Records for this exercise:

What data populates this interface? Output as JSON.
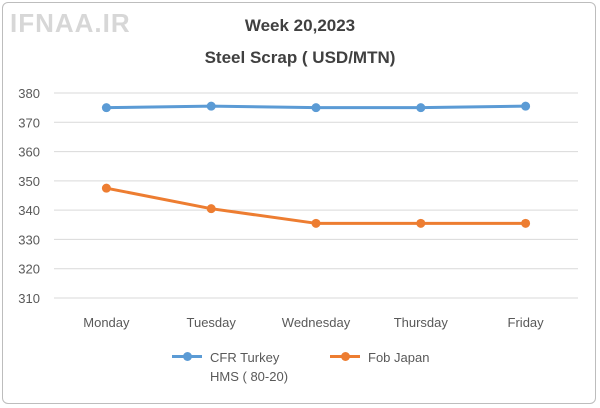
{
  "watermark": "IFNAA.IR",
  "chart_data": {
    "type": "line",
    "title": "Week 20,2023",
    "subtitle": "Steel Scrap ( USD/MTN)",
    "xlabel": "",
    "ylabel": "",
    "categories": [
      "Monday",
      "Tuesday",
      "Wednesday",
      "Thursday",
      "Friday"
    ],
    "ylim": [
      310,
      380
    ],
    "yticks": [
      310,
      320,
      330,
      340,
      350,
      360,
      370,
      380
    ],
    "grid": true,
    "legend_position": "bottom",
    "series": [
      {
        "name": "CFR Turkey HMS ( 80-20)",
        "legend_lines": [
          "CFR Turkey",
          "HMS ( 80-20)"
        ],
        "color": "#5b9bd5",
        "values": [
          375,
          375.5,
          375,
          375,
          375.5
        ]
      },
      {
        "name": "Fob Japan",
        "legend_lines": [
          "Fob Japan"
        ],
        "color": "#ed7d31",
        "values": [
          347.5,
          340.5,
          335.5,
          335.5,
          335.5
        ]
      }
    ]
  }
}
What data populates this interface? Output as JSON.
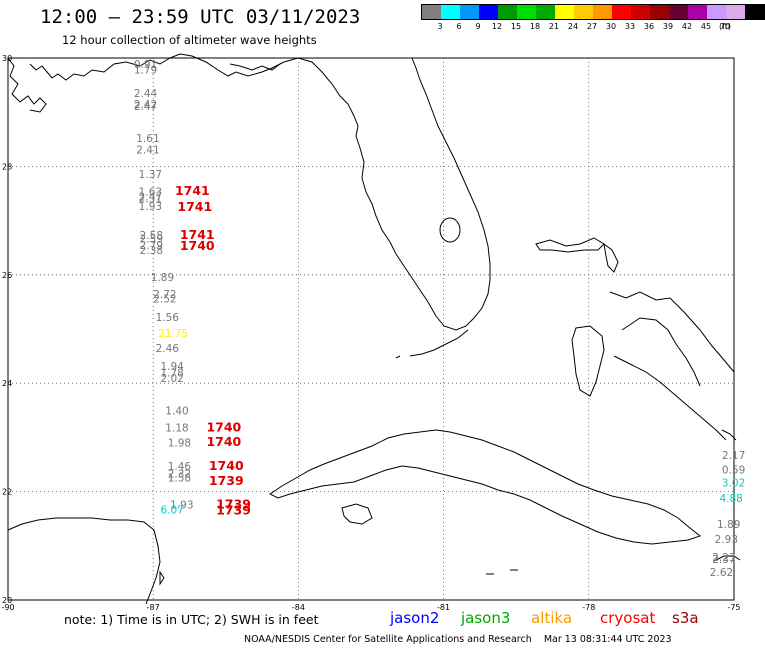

Problem details:
Leave out all images, then reproduce the entries above exactly.

Answer:
What data populates this interface? Output as JSON.
{
  "watermark": "IFNAA.IR",
  "chart_data": {
    "type": "line",
    "title": "Week 20,2023",
    "subtitle": "Steel Scrap ( USD/MTN)",
    "xlabel": "",
    "ylabel": "",
    "categories": [
      "Monday",
      "Tuesday",
      "Wednesday",
      "Thursday",
      "Friday"
    ],
    "ylim": [
      310,
      380
    ],
    "yticks": [
      310,
      320,
      330,
      340,
      350,
      360,
      370,
      380
    ],
    "grid": true,
    "legend_position": "bottom",
    "series": [
      {
        "name": "CFR Turkey HMS ( 80-20)",
        "legend_lines": [
          "CFR Turkey",
          "HMS ( 80-20)"
        ],
        "color": "#5b9bd5",
        "values": [
          375,
          375.5,
          375,
          375,
          375.5
        ]
      },
      {
        "name": "Fob Japan",
        "legend_lines": [
          "Fob Japan"
        ],
        "color": "#ed7d31",
        "values": [
          347.5,
          340.5,
          335.5,
          335.5,
          335.5
        ]
      }
    ]
  }
}
What data populates this interface? Output as JSON.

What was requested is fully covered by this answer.